REQUIRED WORK: Can you pull out each line of the data below that includes the word "this"?

EXCERPTED DATA:
:::::

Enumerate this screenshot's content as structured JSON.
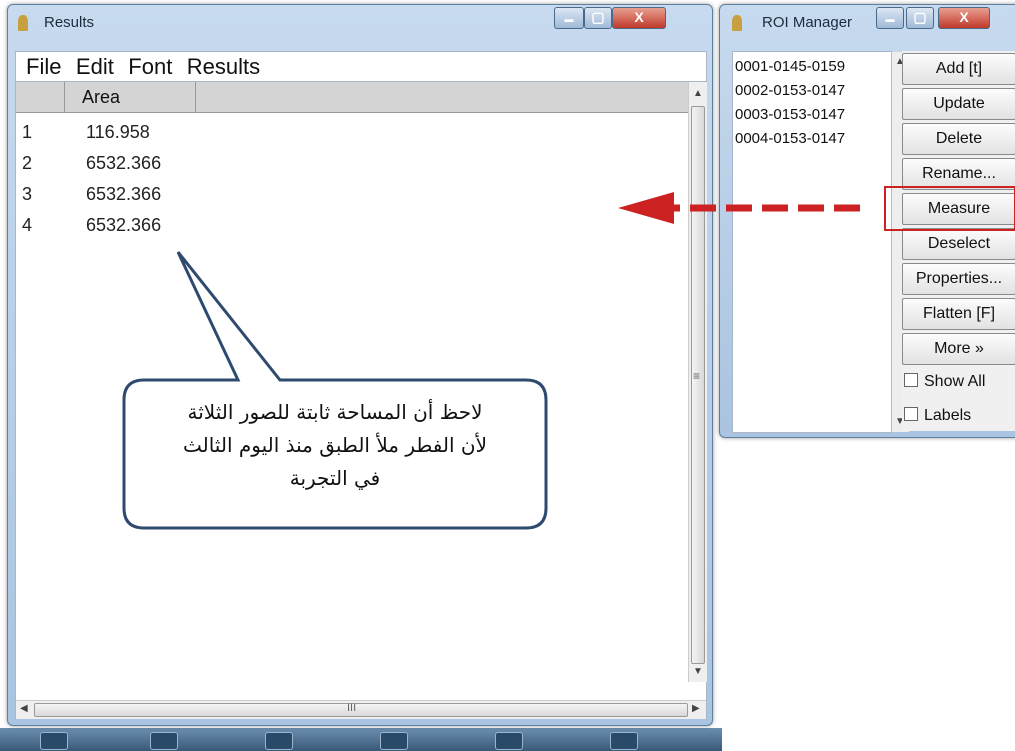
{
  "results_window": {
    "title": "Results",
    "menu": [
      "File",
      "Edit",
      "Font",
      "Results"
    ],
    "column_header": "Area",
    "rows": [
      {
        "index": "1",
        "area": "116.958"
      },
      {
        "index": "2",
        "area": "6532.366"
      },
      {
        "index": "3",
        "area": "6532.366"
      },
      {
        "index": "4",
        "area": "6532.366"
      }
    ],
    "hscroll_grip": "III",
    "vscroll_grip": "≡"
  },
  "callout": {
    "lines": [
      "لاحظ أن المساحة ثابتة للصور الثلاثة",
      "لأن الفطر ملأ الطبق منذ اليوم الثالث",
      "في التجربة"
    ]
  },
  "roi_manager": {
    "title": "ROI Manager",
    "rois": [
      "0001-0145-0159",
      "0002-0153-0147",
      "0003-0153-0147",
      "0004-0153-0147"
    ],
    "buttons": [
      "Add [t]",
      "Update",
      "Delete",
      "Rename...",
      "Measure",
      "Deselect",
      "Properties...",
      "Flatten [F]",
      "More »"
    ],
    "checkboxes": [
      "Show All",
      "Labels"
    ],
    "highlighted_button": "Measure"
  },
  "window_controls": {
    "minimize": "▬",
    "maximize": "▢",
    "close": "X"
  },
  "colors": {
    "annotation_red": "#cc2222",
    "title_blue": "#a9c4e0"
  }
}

:::::

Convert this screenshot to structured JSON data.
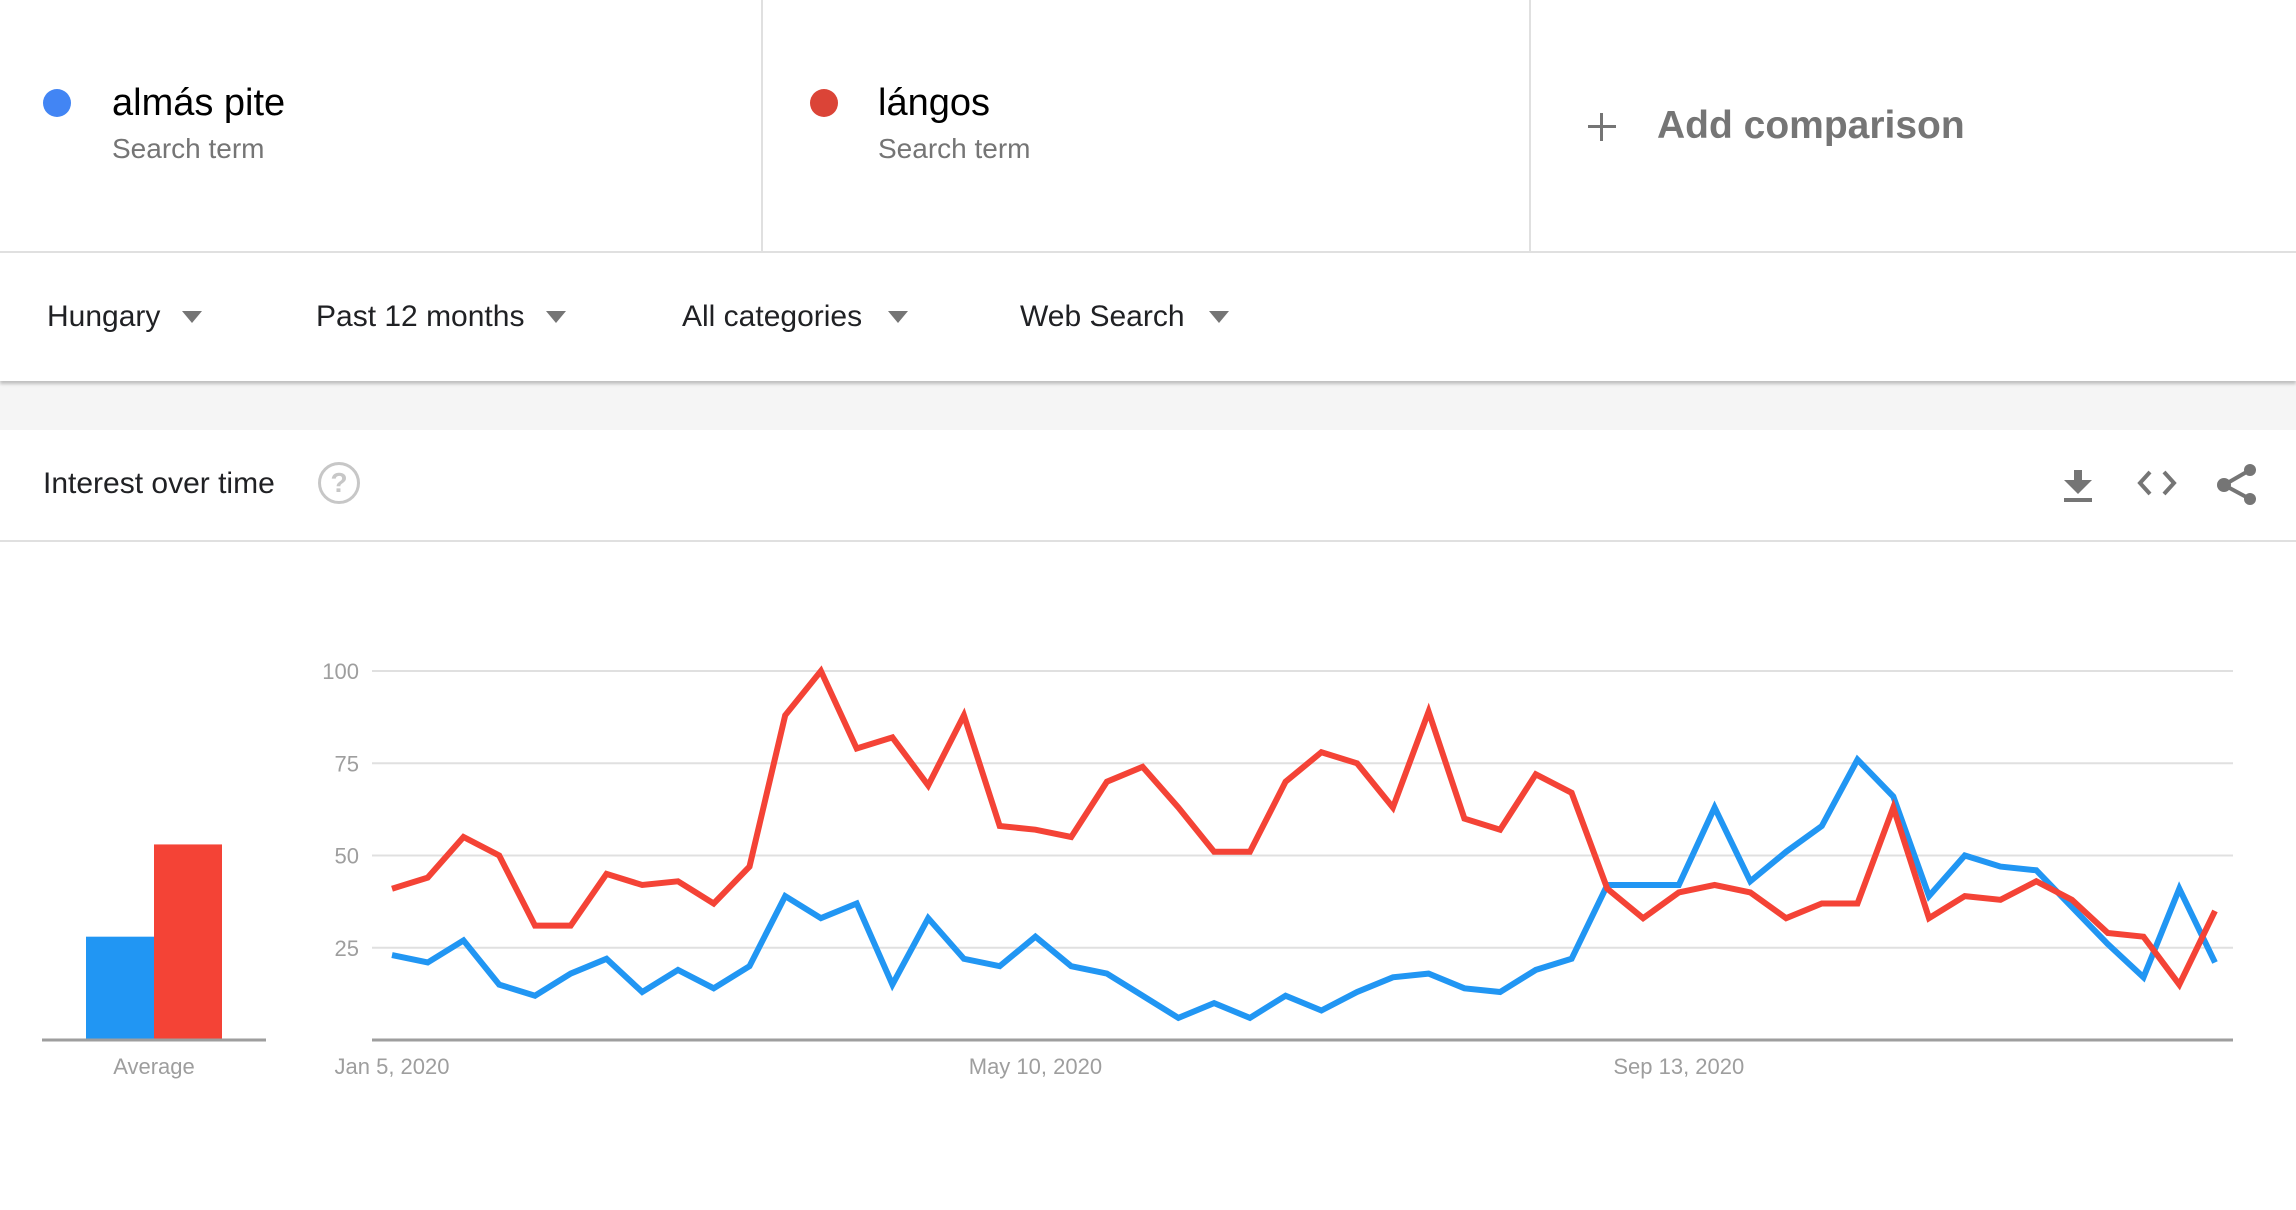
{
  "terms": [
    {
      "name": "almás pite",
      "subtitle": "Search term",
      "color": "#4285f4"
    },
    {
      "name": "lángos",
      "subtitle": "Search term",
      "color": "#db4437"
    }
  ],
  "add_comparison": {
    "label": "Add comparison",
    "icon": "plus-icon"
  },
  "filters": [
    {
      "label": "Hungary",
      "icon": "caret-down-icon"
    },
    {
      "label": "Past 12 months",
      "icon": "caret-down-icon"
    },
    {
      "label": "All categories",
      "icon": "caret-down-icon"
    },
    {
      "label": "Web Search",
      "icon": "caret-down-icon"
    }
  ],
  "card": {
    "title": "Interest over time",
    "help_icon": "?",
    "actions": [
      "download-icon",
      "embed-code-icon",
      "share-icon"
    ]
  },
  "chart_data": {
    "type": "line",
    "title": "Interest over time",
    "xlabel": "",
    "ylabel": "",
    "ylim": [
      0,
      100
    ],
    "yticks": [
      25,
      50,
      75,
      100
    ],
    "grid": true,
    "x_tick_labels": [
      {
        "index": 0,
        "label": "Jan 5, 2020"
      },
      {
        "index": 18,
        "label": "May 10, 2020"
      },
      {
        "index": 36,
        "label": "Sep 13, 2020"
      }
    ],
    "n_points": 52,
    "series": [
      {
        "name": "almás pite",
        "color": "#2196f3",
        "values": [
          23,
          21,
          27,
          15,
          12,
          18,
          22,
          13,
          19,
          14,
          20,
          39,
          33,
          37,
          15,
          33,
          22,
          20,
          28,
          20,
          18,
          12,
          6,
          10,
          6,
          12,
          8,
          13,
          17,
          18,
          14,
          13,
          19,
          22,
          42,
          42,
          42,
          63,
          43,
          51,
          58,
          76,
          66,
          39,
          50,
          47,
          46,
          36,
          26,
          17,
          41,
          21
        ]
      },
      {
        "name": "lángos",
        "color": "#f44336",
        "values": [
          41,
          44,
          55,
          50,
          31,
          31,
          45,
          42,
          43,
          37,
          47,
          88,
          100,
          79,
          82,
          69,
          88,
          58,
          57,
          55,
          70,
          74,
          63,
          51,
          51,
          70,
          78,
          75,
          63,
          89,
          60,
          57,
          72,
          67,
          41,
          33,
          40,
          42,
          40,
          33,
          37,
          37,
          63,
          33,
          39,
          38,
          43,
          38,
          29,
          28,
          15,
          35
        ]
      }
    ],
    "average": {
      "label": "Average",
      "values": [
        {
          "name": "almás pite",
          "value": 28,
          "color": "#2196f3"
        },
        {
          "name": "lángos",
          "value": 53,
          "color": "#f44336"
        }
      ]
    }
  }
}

:::::

SOLUTION:
Enumerate this screenshot's content as structured JSON.
Convert this screenshot to structured JSON data.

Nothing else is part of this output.